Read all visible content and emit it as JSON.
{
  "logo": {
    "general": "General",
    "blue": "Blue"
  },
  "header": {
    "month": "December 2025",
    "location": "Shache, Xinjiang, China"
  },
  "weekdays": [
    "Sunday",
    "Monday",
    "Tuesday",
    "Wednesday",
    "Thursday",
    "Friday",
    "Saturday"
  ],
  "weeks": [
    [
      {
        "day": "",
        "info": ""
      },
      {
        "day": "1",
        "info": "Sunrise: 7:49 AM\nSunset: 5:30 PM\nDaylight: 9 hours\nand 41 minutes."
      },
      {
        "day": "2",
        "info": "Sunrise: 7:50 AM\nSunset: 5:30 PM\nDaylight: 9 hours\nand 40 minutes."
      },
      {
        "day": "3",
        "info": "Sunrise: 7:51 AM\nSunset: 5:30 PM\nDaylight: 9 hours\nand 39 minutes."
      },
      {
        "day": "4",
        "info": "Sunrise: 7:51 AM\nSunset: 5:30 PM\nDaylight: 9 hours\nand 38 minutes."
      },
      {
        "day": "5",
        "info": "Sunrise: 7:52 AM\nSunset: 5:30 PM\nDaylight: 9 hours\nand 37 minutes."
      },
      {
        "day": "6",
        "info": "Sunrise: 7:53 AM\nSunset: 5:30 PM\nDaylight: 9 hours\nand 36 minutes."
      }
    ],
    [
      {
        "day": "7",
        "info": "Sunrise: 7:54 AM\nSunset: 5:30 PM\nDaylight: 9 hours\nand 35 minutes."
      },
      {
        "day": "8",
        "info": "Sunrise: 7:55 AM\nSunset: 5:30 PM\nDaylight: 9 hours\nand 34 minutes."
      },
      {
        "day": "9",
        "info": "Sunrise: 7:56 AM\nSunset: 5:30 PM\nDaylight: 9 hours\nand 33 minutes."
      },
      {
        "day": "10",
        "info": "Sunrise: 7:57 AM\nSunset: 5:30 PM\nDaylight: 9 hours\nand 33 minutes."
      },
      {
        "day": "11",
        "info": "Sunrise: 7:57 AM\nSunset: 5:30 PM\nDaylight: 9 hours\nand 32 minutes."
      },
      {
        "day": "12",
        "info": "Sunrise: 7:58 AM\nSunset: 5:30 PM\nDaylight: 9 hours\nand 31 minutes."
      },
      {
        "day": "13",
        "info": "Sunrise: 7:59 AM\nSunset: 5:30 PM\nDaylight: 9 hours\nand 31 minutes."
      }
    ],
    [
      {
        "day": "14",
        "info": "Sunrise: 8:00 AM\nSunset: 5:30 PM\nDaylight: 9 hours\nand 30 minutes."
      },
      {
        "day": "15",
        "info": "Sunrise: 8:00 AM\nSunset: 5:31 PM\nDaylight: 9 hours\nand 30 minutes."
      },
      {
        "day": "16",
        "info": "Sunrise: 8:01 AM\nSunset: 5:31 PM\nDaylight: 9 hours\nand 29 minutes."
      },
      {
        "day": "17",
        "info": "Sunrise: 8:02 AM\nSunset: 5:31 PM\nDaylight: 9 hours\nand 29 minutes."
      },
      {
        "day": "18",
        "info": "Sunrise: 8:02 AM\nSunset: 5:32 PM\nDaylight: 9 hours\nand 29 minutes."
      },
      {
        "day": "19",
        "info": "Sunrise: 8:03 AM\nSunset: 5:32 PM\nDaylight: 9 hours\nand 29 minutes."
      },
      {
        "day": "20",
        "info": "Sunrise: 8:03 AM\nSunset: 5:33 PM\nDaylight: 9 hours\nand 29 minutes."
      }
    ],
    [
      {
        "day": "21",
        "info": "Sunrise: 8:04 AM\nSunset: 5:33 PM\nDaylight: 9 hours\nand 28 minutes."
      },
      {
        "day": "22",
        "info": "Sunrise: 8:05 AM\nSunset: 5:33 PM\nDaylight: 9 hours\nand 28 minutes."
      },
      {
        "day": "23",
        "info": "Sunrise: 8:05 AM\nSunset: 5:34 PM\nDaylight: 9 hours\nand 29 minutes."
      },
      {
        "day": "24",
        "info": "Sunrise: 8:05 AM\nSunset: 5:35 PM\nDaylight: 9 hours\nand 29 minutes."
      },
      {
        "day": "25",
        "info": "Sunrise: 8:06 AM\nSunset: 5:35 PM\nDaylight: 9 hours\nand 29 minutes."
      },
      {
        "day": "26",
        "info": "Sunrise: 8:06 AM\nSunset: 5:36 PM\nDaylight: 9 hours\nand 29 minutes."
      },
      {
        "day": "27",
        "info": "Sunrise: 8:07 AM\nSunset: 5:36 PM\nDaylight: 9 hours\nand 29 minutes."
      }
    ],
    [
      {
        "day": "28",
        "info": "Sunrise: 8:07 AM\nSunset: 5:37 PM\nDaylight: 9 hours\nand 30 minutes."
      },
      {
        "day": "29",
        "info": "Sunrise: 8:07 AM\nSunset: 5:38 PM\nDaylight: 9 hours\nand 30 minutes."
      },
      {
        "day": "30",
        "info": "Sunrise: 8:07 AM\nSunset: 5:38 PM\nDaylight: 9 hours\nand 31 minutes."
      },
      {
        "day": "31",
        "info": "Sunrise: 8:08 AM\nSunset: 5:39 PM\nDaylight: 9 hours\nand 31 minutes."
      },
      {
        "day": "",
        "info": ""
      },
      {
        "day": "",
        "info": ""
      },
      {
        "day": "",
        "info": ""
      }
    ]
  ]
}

## Task objective
Extract each line of the material exactly as it stands.

## Response
Read all visible content and emit it as JSON.
{
  "logo": {
    "general": "General",
    "blue": "Blue"
  },
  "header": {
    "month": "December 2025",
    "location": "Shache, Xinjiang, China"
  },
  "weekdays": [
    "Sunday",
    "Monday",
    "Tuesday",
    "Wednesday",
    "Thursday",
    "Friday",
    "Saturday"
  ],
  "weeks": [
    [
      {
        "day": "",
        "info": ""
      },
      {
        "day": "1",
        "info": "Sunrise: 7:49 AM\nSunset: 5:30 PM\nDaylight: 9 hours\nand 41 minutes."
      },
      {
        "day": "2",
        "info": "Sunrise: 7:50 AM\nSunset: 5:30 PM\nDaylight: 9 hours\nand 40 minutes."
      },
      {
        "day": "3",
        "info": "Sunrise: 7:51 AM\nSunset: 5:30 PM\nDaylight: 9 hours\nand 39 minutes."
      },
      {
        "day": "4",
        "info": "Sunrise: 7:51 AM\nSunset: 5:30 PM\nDaylight: 9 hours\nand 38 minutes."
      },
      {
        "day": "5",
        "info": "Sunrise: 7:52 AM\nSunset: 5:30 PM\nDaylight: 9 hours\nand 37 minutes."
      },
      {
        "day": "6",
        "info": "Sunrise: 7:53 AM\nSunset: 5:30 PM\nDaylight: 9 hours\nand 36 minutes."
      }
    ],
    [
      {
        "day": "7",
        "info": "Sunrise: 7:54 AM\nSunset: 5:30 PM\nDaylight: 9 hours\nand 35 minutes."
      },
      {
        "day": "8",
        "info": "Sunrise: 7:55 AM\nSunset: 5:30 PM\nDaylight: 9 hours\nand 34 minutes."
      },
      {
        "day": "9",
        "info": "Sunrise: 7:56 AM\nSunset: 5:30 PM\nDaylight: 9 hours\nand 33 minutes."
      },
      {
        "day": "10",
        "info": "Sunrise: 7:57 AM\nSunset: 5:30 PM\nDaylight: 9 hours\nand 33 minutes."
      },
      {
        "day": "11",
        "info": "Sunrise: 7:57 AM\nSunset: 5:30 PM\nDaylight: 9 hours\nand 32 minutes."
      },
      {
        "day": "12",
        "info": "Sunrise: 7:58 AM\nSunset: 5:30 PM\nDaylight: 9 hours\nand 31 minutes."
      },
      {
        "day": "13",
        "info": "Sunrise: 7:59 AM\nSunset: 5:30 PM\nDaylight: 9 hours\nand 31 minutes."
      }
    ],
    [
      {
        "day": "14",
        "info": "Sunrise: 8:00 AM\nSunset: 5:30 PM\nDaylight: 9 hours\nand 30 minutes."
      },
      {
        "day": "15",
        "info": "Sunrise: 8:00 AM\nSunset: 5:31 PM\nDaylight: 9 hours\nand 30 minutes."
      },
      {
        "day": "16",
        "info": "Sunrise: 8:01 AM\nSunset: 5:31 PM\nDaylight: 9 hours\nand 29 minutes."
      },
      {
        "day": "17",
        "info": "Sunrise: 8:02 AM\nSunset: 5:31 PM\nDaylight: 9 hours\nand 29 minutes."
      },
      {
        "day": "18",
        "info": "Sunrise: 8:02 AM\nSunset: 5:32 PM\nDaylight: 9 hours\nand 29 minutes."
      },
      {
        "day": "19",
        "info": "Sunrise: 8:03 AM\nSunset: 5:32 PM\nDaylight: 9 hours\nand 29 minutes."
      },
      {
        "day": "20",
        "info": "Sunrise: 8:03 AM\nSunset: 5:33 PM\nDaylight: 9 hours\nand 29 minutes."
      }
    ],
    [
      {
        "day": "21",
        "info": "Sunrise: 8:04 AM\nSunset: 5:33 PM\nDaylight: 9 hours\nand 28 minutes."
      },
      {
        "day": "22",
        "info": "Sunrise: 8:05 AM\nSunset: 5:33 PM\nDaylight: 9 hours\nand 28 minutes."
      },
      {
        "day": "23",
        "info": "Sunrise: 8:05 AM\nSunset: 5:34 PM\nDaylight: 9 hours\nand 29 minutes."
      },
      {
        "day": "24",
        "info": "Sunrise: 8:05 AM\nSunset: 5:35 PM\nDaylight: 9 hours\nand 29 minutes."
      },
      {
        "day": "25",
        "info": "Sunrise: 8:06 AM\nSunset: 5:35 PM\nDaylight: 9 hours\nand 29 minutes."
      },
      {
        "day": "26",
        "info": "Sunrise: 8:06 AM\nSunset: 5:36 PM\nDaylight: 9 hours\nand 29 minutes."
      },
      {
        "day": "27",
        "info": "Sunrise: 8:07 AM\nSunset: 5:36 PM\nDaylight: 9 hours\nand 29 minutes."
      }
    ],
    [
      {
        "day": "28",
        "info": "Sunrise: 8:07 AM\nSunset: 5:37 PM\nDaylight: 9 hours\nand 30 minutes."
      },
      {
        "day": "29",
        "info": "Sunrise: 8:07 AM\nSunset: 5:38 PM\nDaylight: 9 hours\nand 30 minutes."
      },
      {
        "day": "30",
        "info": "Sunrise: 8:07 AM\nSunset: 5:38 PM\nDaylight: 9 hours\nand 31 minutes."
      },
      {
        "day": "31",
        "info": "Sunrise: 8:08 AM\nSunset: 5:39 PM\nDaylight: 9 hours\nand 31 minutes."
      },
      {
        "day": "",
        "info": ""
      },
      {
        "day": "",
        "info": ""
      },
      {
        "day": "",
        "info": ""
      }
    ]
  ]
}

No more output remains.